- MATERIAL TO PROCESS

————————

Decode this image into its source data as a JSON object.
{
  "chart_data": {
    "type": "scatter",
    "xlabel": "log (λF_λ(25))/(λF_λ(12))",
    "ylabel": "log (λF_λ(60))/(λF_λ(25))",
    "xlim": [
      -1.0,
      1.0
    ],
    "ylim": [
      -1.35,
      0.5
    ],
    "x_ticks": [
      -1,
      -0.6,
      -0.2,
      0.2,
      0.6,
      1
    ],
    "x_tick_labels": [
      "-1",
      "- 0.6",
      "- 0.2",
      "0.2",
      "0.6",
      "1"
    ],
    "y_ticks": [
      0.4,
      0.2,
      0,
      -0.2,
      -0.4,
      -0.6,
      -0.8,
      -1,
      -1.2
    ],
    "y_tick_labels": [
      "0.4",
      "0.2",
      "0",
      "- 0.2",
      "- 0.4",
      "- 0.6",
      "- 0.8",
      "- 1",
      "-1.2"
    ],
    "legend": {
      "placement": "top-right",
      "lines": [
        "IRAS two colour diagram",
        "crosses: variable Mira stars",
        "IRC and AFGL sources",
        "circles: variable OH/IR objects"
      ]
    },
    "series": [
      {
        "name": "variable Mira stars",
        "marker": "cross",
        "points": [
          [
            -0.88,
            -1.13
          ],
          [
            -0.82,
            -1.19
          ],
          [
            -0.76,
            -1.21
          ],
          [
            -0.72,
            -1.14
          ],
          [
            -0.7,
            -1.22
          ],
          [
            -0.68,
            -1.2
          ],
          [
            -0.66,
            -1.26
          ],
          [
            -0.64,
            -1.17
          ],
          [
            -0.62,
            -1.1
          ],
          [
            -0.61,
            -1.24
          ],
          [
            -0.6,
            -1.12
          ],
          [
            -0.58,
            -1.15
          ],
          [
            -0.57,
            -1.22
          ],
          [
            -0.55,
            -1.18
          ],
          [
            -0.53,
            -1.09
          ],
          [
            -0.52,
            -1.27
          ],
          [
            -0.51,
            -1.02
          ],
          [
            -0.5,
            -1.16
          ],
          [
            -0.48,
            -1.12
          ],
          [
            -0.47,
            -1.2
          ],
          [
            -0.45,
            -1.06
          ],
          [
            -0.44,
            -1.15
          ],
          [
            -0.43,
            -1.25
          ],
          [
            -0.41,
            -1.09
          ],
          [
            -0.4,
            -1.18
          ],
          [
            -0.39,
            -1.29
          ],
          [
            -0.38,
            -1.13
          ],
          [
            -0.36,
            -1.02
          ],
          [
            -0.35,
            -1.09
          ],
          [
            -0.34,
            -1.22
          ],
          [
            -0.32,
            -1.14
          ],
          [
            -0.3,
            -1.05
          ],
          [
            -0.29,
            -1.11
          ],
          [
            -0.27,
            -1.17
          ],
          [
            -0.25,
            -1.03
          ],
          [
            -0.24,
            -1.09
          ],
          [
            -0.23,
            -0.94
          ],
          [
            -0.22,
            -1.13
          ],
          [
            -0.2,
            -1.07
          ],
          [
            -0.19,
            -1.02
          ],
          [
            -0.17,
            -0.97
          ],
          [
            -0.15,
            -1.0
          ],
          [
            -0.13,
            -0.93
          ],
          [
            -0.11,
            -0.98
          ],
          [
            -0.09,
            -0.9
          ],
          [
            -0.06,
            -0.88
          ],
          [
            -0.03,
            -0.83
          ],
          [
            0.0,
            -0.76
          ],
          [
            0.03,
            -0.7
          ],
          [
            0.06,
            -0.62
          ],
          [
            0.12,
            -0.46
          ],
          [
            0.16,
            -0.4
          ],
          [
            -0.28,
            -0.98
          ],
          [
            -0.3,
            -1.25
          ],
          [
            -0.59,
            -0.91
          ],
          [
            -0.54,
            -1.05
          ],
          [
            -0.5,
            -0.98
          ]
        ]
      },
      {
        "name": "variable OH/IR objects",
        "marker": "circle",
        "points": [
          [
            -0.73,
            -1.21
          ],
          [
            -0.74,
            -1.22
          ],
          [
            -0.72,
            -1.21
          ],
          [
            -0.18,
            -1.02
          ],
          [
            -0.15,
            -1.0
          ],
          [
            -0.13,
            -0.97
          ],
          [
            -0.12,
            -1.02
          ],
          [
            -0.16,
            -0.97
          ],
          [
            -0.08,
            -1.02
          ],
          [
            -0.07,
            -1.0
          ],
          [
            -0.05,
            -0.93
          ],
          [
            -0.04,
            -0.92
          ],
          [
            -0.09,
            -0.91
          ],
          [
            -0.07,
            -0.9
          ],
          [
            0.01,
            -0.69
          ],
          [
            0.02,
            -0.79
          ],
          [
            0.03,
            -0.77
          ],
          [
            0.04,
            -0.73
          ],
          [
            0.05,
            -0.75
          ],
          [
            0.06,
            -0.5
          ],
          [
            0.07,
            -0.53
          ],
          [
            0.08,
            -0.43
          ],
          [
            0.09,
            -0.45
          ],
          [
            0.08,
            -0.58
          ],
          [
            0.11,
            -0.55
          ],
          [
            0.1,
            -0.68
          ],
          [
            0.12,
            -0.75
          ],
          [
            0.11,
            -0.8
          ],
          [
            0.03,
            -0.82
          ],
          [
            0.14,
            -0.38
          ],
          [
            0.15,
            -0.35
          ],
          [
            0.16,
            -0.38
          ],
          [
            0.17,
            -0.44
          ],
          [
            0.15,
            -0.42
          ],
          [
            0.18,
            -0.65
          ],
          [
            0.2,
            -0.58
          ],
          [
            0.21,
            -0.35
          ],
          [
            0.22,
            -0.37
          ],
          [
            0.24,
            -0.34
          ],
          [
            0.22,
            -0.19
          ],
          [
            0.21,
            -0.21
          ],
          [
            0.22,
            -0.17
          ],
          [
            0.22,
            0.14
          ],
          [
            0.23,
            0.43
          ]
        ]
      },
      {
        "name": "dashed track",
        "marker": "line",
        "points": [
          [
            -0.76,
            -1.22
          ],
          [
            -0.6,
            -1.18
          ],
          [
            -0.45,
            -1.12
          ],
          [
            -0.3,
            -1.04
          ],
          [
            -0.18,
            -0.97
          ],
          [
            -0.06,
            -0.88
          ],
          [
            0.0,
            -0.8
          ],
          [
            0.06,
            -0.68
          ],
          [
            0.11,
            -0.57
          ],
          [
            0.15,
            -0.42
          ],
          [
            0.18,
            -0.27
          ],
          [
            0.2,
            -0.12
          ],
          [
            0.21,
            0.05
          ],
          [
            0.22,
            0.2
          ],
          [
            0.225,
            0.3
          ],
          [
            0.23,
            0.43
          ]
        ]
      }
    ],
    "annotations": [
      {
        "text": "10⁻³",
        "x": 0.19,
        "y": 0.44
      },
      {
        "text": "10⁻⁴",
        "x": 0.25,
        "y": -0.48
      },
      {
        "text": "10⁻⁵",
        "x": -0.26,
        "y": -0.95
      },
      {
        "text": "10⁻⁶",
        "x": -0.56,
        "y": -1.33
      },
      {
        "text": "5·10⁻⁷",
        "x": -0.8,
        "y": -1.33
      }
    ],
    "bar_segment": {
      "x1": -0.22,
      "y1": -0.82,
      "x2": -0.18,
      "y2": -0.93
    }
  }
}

————————

- WHAT NEEDS TO BE DONE
The word "objects" appears in how many lines of the data? Answer with only the number.

- RESPONSE TO THE EXERCISE
2